** start Material shown **

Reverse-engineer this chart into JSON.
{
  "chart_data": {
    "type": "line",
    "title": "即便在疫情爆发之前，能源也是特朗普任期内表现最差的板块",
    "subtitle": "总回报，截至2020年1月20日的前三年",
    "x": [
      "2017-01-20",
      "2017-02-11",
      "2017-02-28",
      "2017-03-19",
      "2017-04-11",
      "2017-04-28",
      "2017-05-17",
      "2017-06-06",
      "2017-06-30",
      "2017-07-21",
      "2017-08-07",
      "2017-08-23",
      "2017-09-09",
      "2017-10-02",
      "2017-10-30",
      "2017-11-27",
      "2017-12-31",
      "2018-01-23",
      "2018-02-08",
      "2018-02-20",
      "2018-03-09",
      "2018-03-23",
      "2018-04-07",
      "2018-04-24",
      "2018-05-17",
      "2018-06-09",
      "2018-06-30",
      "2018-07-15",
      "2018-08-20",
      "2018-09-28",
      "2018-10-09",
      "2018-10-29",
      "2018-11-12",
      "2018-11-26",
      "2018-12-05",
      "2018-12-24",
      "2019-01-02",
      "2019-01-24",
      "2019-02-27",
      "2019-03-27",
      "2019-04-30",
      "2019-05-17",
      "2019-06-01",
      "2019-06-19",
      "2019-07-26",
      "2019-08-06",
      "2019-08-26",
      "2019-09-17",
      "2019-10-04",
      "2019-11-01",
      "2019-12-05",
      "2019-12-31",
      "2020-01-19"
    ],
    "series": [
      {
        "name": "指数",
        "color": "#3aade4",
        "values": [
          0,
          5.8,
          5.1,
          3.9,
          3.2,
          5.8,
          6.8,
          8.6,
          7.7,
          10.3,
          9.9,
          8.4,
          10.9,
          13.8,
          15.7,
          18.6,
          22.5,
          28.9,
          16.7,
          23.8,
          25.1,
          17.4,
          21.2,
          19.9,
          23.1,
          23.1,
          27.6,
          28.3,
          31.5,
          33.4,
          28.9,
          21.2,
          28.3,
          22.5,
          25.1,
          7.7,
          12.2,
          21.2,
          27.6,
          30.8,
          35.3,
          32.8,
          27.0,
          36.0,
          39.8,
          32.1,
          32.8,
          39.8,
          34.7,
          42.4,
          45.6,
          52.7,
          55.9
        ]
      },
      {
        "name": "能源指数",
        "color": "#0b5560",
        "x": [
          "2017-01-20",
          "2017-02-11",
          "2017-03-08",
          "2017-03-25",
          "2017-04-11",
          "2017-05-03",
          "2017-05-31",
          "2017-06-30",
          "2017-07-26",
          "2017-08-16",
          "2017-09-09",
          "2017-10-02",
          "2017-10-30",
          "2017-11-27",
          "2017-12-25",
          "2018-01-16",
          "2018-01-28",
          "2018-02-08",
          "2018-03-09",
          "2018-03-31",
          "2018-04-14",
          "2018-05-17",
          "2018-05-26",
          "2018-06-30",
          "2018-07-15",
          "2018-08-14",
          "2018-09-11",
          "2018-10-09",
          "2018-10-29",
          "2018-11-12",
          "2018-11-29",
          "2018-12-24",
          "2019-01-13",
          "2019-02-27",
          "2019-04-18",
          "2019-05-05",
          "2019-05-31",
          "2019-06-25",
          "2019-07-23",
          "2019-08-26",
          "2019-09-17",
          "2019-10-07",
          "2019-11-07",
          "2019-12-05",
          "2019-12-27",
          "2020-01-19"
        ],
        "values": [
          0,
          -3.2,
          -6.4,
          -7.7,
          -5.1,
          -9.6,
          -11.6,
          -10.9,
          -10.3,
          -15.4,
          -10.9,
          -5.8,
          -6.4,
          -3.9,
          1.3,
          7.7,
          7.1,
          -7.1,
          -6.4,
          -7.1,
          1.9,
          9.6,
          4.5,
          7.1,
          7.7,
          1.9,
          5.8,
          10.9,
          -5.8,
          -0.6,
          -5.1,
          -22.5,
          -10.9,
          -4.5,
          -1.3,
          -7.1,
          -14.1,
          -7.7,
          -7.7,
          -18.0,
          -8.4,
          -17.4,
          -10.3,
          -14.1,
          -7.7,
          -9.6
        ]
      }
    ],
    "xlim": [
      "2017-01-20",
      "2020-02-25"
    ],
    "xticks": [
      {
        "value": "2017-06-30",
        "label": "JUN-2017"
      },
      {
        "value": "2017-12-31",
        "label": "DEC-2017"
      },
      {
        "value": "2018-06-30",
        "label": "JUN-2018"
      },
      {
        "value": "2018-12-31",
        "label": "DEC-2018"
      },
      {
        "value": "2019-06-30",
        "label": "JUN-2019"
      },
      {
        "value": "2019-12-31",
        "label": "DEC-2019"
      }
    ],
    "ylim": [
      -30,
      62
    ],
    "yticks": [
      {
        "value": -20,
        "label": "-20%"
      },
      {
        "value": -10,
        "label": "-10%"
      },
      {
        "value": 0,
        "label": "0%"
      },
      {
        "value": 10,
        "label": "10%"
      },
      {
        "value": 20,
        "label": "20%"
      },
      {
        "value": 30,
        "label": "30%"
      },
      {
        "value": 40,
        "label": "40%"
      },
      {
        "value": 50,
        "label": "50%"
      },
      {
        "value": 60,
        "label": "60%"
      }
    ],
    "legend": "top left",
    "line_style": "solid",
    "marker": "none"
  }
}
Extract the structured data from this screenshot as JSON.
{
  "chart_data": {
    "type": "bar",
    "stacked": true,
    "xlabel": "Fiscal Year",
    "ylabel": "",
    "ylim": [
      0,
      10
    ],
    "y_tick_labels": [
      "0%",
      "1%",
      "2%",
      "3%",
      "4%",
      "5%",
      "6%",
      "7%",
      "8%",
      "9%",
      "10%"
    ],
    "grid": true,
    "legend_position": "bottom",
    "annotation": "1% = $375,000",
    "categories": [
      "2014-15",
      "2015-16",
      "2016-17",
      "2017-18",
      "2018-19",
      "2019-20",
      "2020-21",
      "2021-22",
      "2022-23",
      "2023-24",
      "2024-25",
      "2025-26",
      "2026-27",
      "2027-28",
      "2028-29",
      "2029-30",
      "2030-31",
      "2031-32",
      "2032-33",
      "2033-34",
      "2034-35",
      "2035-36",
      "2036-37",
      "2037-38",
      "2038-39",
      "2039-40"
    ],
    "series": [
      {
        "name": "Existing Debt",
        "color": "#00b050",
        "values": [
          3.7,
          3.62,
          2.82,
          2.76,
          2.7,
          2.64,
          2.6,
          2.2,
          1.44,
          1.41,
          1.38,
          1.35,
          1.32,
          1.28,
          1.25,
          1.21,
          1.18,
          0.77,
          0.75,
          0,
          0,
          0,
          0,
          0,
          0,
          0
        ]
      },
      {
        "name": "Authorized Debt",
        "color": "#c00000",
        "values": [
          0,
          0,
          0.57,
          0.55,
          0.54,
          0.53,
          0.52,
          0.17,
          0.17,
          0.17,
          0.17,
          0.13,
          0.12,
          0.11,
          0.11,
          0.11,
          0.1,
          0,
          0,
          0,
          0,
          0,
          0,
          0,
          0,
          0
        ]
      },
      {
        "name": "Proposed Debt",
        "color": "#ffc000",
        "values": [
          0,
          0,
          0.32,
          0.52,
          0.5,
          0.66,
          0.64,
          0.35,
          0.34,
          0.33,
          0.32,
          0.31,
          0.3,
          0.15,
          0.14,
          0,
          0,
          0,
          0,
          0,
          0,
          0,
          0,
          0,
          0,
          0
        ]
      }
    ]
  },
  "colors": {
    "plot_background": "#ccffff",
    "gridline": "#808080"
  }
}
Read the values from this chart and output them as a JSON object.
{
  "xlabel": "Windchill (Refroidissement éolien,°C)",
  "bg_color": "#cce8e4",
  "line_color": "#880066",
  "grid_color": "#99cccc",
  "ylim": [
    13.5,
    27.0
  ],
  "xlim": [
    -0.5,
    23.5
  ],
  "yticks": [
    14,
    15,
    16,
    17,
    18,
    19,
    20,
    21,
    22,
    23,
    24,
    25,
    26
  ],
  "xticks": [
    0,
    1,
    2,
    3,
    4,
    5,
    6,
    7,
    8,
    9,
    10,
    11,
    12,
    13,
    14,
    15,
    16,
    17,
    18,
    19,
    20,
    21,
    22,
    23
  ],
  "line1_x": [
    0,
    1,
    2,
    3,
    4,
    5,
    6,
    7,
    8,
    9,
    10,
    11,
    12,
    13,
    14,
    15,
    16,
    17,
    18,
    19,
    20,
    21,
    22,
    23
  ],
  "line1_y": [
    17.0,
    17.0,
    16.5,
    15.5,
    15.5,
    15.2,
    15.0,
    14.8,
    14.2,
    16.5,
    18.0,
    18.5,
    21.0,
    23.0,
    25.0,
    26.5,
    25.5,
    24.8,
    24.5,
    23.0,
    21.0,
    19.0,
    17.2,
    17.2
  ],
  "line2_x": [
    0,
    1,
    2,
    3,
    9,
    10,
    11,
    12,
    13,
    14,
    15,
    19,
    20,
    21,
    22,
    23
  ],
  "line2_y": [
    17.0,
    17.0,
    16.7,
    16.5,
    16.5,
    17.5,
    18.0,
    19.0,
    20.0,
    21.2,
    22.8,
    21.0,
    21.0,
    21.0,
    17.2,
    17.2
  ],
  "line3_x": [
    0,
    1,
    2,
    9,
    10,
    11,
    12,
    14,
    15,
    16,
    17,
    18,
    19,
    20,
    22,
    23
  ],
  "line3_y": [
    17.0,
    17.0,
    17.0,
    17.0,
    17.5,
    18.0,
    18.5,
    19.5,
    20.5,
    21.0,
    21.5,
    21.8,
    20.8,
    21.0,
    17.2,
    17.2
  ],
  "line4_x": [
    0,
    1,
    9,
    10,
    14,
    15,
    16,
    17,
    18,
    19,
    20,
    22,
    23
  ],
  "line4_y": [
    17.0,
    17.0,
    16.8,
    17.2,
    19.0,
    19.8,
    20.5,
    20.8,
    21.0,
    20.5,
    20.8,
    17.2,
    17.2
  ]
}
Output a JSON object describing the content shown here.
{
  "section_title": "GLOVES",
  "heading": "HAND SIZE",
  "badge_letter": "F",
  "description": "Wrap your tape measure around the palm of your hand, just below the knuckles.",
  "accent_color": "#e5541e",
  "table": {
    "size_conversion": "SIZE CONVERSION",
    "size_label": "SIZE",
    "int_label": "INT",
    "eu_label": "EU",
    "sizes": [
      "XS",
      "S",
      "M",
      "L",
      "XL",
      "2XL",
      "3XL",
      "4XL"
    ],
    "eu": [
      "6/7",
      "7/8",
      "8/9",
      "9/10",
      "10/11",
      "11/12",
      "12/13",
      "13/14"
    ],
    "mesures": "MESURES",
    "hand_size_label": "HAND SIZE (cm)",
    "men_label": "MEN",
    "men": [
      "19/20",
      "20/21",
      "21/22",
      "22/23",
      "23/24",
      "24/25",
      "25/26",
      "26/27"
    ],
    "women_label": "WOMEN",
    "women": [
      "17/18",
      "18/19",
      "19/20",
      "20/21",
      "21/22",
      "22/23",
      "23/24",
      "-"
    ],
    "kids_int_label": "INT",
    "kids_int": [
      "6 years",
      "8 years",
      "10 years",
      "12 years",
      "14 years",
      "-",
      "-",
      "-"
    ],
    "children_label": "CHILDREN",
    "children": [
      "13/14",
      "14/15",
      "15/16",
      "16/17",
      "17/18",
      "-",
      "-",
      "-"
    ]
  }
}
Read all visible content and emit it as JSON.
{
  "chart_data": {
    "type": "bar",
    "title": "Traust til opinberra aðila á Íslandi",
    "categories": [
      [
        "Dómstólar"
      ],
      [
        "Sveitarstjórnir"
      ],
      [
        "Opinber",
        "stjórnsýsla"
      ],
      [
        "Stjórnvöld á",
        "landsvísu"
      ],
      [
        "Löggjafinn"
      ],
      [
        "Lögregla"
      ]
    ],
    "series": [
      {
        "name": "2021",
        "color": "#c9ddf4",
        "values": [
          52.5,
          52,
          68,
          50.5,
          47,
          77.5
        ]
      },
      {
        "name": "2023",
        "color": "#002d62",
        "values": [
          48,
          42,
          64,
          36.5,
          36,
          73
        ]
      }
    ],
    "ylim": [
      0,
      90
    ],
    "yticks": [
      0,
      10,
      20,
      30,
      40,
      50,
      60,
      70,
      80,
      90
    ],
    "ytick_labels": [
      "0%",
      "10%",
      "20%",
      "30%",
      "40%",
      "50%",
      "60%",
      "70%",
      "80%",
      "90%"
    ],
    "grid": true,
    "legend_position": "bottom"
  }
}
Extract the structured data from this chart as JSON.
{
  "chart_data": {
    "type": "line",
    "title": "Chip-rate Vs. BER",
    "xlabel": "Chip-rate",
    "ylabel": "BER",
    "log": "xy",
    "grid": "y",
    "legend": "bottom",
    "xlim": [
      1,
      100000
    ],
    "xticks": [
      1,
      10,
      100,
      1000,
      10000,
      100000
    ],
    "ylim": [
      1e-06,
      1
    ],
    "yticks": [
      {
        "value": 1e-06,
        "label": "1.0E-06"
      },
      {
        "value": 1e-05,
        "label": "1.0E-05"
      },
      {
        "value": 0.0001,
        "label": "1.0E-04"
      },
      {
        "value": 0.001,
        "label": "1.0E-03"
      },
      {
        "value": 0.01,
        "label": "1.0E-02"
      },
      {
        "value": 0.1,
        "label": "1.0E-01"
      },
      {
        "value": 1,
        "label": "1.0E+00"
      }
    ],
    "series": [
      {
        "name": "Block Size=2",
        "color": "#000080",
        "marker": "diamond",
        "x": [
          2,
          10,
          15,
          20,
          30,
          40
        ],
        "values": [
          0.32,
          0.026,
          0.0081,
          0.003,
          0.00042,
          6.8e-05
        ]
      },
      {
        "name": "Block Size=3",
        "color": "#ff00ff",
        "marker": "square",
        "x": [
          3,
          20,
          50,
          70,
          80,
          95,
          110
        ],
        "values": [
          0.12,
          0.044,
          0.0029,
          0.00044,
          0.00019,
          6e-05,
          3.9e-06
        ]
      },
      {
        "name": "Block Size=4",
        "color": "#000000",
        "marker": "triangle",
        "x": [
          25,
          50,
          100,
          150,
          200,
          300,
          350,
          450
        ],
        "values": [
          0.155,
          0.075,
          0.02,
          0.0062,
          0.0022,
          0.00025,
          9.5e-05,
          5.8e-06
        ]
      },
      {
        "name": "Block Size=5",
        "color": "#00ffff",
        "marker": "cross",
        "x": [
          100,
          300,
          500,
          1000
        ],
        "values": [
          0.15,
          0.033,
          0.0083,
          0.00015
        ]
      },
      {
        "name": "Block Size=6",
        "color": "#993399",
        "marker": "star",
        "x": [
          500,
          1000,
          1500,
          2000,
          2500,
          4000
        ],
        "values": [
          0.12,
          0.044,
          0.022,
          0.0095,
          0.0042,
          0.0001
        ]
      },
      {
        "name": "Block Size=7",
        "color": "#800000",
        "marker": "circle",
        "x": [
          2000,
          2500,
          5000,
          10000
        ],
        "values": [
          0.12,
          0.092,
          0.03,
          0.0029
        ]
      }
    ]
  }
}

** end Material shown **

● What to do: Gather each line of the listing containing the word "Extract" and show it.

● Answer below:
Extract the structured data from this screenshot as JSON.
Extract the structured data from this chart as JSON.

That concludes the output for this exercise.